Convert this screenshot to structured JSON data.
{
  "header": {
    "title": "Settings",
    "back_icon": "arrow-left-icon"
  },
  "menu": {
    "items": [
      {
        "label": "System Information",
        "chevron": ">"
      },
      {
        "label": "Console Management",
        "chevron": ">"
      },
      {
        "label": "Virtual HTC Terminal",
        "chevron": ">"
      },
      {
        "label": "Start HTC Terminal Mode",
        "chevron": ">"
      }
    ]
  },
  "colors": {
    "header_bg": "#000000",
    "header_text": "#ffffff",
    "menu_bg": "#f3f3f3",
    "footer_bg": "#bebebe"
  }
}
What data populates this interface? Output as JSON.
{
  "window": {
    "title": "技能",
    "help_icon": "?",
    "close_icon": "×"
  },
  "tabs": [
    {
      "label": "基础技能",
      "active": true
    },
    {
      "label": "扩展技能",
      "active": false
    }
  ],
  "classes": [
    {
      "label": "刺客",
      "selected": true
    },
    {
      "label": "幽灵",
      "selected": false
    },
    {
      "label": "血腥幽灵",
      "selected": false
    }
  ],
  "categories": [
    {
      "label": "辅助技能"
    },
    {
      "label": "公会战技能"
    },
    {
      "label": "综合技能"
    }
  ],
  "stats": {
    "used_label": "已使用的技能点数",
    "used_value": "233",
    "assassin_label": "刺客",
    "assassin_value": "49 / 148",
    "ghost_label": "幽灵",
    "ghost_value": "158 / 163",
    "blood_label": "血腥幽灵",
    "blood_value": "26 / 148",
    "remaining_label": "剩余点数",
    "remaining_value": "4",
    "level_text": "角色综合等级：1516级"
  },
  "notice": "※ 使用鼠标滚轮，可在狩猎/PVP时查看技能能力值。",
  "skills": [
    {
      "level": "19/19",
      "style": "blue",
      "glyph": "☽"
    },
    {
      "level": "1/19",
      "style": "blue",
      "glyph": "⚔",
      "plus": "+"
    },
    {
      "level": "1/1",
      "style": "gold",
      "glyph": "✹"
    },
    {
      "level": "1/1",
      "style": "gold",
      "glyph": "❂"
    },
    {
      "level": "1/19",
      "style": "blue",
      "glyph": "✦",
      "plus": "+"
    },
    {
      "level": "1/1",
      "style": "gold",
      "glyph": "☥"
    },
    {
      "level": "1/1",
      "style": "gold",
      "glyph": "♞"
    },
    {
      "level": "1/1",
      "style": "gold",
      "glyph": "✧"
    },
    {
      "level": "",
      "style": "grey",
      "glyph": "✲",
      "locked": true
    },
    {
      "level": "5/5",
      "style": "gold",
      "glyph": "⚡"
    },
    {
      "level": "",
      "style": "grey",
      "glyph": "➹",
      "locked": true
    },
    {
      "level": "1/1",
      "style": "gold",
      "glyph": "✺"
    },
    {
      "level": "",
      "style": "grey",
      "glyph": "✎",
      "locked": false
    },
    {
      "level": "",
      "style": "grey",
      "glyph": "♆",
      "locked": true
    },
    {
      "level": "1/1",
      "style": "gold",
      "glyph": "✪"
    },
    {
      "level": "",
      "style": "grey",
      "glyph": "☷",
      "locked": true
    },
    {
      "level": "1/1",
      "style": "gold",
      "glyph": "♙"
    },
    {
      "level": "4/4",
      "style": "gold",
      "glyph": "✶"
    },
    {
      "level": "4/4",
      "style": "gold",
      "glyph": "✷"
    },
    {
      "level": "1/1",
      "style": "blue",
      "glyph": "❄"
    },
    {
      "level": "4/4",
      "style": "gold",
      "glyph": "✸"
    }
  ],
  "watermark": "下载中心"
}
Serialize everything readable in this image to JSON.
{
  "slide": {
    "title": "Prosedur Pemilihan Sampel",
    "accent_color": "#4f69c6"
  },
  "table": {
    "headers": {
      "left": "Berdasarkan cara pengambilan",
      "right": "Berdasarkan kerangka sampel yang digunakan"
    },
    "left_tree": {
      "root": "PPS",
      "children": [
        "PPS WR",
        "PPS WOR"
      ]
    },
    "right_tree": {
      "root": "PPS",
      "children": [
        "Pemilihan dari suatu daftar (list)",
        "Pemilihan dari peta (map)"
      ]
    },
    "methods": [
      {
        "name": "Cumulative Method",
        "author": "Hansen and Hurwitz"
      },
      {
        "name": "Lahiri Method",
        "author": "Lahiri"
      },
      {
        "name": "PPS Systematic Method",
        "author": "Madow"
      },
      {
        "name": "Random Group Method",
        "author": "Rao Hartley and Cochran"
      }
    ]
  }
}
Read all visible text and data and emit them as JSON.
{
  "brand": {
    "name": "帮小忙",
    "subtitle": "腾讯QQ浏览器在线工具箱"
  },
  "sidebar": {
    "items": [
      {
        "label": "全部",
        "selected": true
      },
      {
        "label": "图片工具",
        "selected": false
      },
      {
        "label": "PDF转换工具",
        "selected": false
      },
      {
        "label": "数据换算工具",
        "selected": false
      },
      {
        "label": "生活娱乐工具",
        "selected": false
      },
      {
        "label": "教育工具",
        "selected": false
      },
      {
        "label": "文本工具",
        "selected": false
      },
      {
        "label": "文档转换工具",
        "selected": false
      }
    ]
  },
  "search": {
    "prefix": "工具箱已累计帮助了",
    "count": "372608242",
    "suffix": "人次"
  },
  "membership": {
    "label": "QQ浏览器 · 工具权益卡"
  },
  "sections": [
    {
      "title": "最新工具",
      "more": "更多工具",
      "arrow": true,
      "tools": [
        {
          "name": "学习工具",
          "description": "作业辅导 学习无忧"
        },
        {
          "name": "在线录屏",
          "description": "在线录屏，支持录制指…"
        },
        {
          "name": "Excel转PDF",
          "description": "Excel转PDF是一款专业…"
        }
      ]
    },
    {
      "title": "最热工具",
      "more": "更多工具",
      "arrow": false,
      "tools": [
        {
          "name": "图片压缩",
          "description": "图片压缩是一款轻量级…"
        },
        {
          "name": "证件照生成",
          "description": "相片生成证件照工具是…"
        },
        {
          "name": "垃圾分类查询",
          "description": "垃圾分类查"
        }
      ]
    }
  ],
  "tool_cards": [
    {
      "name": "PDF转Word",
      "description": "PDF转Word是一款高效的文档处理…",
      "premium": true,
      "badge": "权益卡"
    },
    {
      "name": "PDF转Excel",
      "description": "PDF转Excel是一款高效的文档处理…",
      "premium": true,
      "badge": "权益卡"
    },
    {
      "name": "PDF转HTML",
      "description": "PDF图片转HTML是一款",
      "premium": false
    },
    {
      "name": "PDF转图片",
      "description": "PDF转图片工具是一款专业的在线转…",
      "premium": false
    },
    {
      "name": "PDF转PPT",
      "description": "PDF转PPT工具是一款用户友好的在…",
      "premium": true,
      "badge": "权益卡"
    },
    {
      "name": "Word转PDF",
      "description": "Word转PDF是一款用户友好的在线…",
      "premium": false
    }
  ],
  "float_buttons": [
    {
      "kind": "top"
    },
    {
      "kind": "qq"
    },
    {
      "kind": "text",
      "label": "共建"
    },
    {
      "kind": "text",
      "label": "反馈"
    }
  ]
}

**YOUR GOAL**
Return the lines above exactly, keeping every word.

**ANSWER IN FULL**
Convert this screenshot to structured JSON data.
{
  "header": {
    "title": "Settings",
    "back_icon": "arrow-left-icon"
  },
  "menu": {
    "items": [
      {
        "label": "System Information",
        "chevron": ">"
      },
      {
        "label": "Console Management",
        "chevron": ">"
      },
      {
        "label": "Virtual HTC Terminal",
        "chevron": ">"
      },
      {
        "label": "Start HTC Terminal Mode",
        "chevron": ">"
      }
    ]
  },
  "colors": {
    "header_bg": "#000000",
    "header_text": "#ffffff",
    "menu_bg": "#f3f3f3",
    "footer_bg": "#bebebe"
  }
}
What data populates this interface? Output as JSON.
{
  "window": {
    "title": "技能",
    "help_icon": "?",
    "close_icon": "×"
  },
  "tabs": [
    {
      "label": "基础技能",
      "active": true
    },
    {
      "label": "扩展技能",
      "active": false
    }
  ],
  "classes": [
    {
      "label": "刺客",
      "selected": true
    },
    {
      "label": "幽灵",
      "selected": false
    },
    {
      "label": "血腥幽灵",
      "selected": false
    }
  ],
  "categories": [
    {
      "label": "辅助技能"
    },
    {
      "label": "公会战技能"
    },
    {
      "label": "综合技能"
    }
  ],
  "stats": {
    "used_label": "已使用的技能点数",
    "used_value": "233",
    "assassin_label": "刺客",
    "assassin_value": "49 / 148",
    "ghost_label": "幽灵",
    "ghost_value": "158 / 163",
    "blood_label": "血腥幽灵",
    "blood_value": "26 / 148",
    "remaining_label": "剩余点数",
    "remaining_value": "4",
    "level_text": "角色综合等级：1516级"
  },
  "notice": "※ 使用鼠标滚轮，可在狩猎/PVP时查看技能能力值。",
  "skills": [
    {
      "level": "19/19",
      "style": "blue",
      "glyph": "☽"
    },
    {
      "level": "1/19",
      "style": "blue",
      "glyph": "⚔",
      "plus": "+"
    },
    {
      "level": "1/1",
      "style": "gold",
      "glyph": "✹"
    },
    {
      "level": "1/1",
      "style": "gold",
      "glyph": "❂"
    },
    {
      "level": "1/19",
      "style": "blue",
      "glyph": "✦",
      "plus": "+"
    },
    {
      "level": "1/1",
      "style": "gold",
      "glyph": "☥"
    },
    {
      "level": "1/1",
      "style": "gold",
      "glyph": "♞"
    },
    {
      "level": "1/1",
      "style": "gold",
      "glyph": "✧"
    },
    {
      "level": "",
      "style": "grey",
      "glyph": "✲",
      "locked": true
    },
    {
      "level": "5/5",
      "style": "gold",
      "glyph": "⚡"
    },
    {
      "level": "",
      "style": "grey",
      "glyph": "➹",
      "locked": true
    },
    {
      "level": "1/1",
      "style": "gold",
      "glyph": "✺"
    },
    {
      "level": "",
      "style": "grey",
      "glyph": "✎",
      "locked": false
    },
    {
      "level": "",
      "style": "grey",
      "glyph": "♆",
      "locked": true
    },
    {
      "level": "1/1",
      "style": "gold",
      "glyph": "✪"
    },
    {
      "level": "",
      "style": "grey",
      "glyph": "☷",
      "locked": true
    },
    {
      "level": "1/1",
      "style": "gold",
      "glyph": "♙"
    },
    {
      "level": "4/4",
      "style": "gold",
      "glyph": "✶"
    },
    {
      "level": "4/4",
      "style": "gold",
      "glyph": "✷"
    },
    {
      "level": "1/1",
      "style": "blue",
      "glyph": "❄"
    },
    {
      "level": "4/4",
      "style": "gold",
      "glyph": "✸"
    }
  ],
  "watermark": "下载中心"
}
Serialize everything readable in this image to JSON.
{
  "slide": {
    "title": "Prosedur Pemilihan Sampel",
    "accent_color": "#4f69c6"
  },
  "table": {
    "headers": {
      "left": "Berdasarkan cara pengambilan",
      "right": "Berdasarkan kerangka sampel yang digunakan"
    },
    "left_tree": {
      "root": "PPS",
      "children": [
        "PPS WR",
        "PPS WOR"
      ]
    },
    "right_tree": {
      "root": "PPS",
      "children": [
        "Pemilihan dari suatu daftar (list)",
        "Pemilihan dari peta (map)"
      ]
    },
    "methods": [
      {
        "name": "Cumulative Method",
        "author": "Hansen and Hurwitz"
      },
      {
        "name": "Lahiri Method",
        "author": "Lahiri"
      },
      {
        "name": "PPS Systematic Method",
        "author": "Madow"
      },
      {
        "name": "Random Group Method",
        "author": "Rao Hartley and Cochran"
      }
    ]
  }
}
Read all visible text and data and emit them as JSON.
{
  "brand": {
    "name": "帮小忙",
    "subtitle": "腾讯QQ浏览器在线工具箱"
  },
  "sidebar": {
    "items": [
      {
        "label": "全部",
        "selected": true
      },
      {
        "label": "图片工具",
        "selected": false
      },
      {
        "label": "PDF转换工具",
        "selected": false
      },
      {
        "label": "数据换算工具",
        "selected": false
      },
      {
        "label": "生活娱乐工具",
        "selected": false
      },
      {
        "label": "教育工具",
        "selected": false
      },
      {
        "label": "文本工具",
        "selected": false
      },
      {
        "label": "文档转换工具",
        "selected": false
      }
    ]
  },
  "search": {
    "prefix": "工具箱已累计帮助了",
    "count": "372608242",
    "suffix": "人次"
  },
  "membership": {
    "label": "QQ浏览器 · 工具权益卡"
  },
  "sections": [
    {
      "title": "最新工具",
      "more": "更多工具",
      "arrow": true,
      "tools": [
        {
          "name": "学习工具",
          "description": "作业辅导 学习无忧"
        },
        {
          "name": "在线录屏",
          "description": "在线录屏，支持录制指…"
        },
        {
          "name": "Excel转PDF",
          "description": "Excel转PDF是一款专业…"
        }
      ]
    },
    {
      "title": "最热工具",
      "more": "更多工具",
      "arrow": false,
      "tools": [
        {
          "name": "图片压缩",
          "description": "图片压缩是一款轻量级…"
        },
        {
          "name": "证件照生成",
          "description": "相片生成证件照工具是…"
        },
        {
          "name": "垃圾分类查询",
          "description": "垃圾分类查"
        }
      ]
    }
  ],
  "tool_cards": [
    {
      "name": "PDF转Word",
      "description": "PDF转Word是一款高效的文档处理…",
      "premium": true,
      "badge": "权益卡"
    },
    {
      "name": "PDF转Excel",
      "description": "PDF转Excel是一款高效的文档处理…",
      "premium": true,
      "badge": "权益卡"
    },
    {
      "name": "PDF转HTML",
      "description": "PDF图片转HTML是一款",
      "premium": false
    },
    {
      "name": "PDF转图片",
      "description": "PDF转图片工具是一款专业的在线转…",
      "premium": false
    },
    {
      "name": "PDF转PPT",
      "description": "PDF转PPT工具是一款用户友好的在…",
      "premium": true,
      "badge": "权益卡"
    },
    {
      "name": "Word转PDF",
      "description": "Word转PDF是一款用户友好的在线…",
      "premium": false
    }
  ],
  "float_buttons": [
    {
      "kind": "top"
    },
    {
      "kind": "qq"
    },
    {
      "kind": "text",
      "label": "共建"
    },
    {
      "kind": "text",
      "label": "反馈"
    }
  ]
}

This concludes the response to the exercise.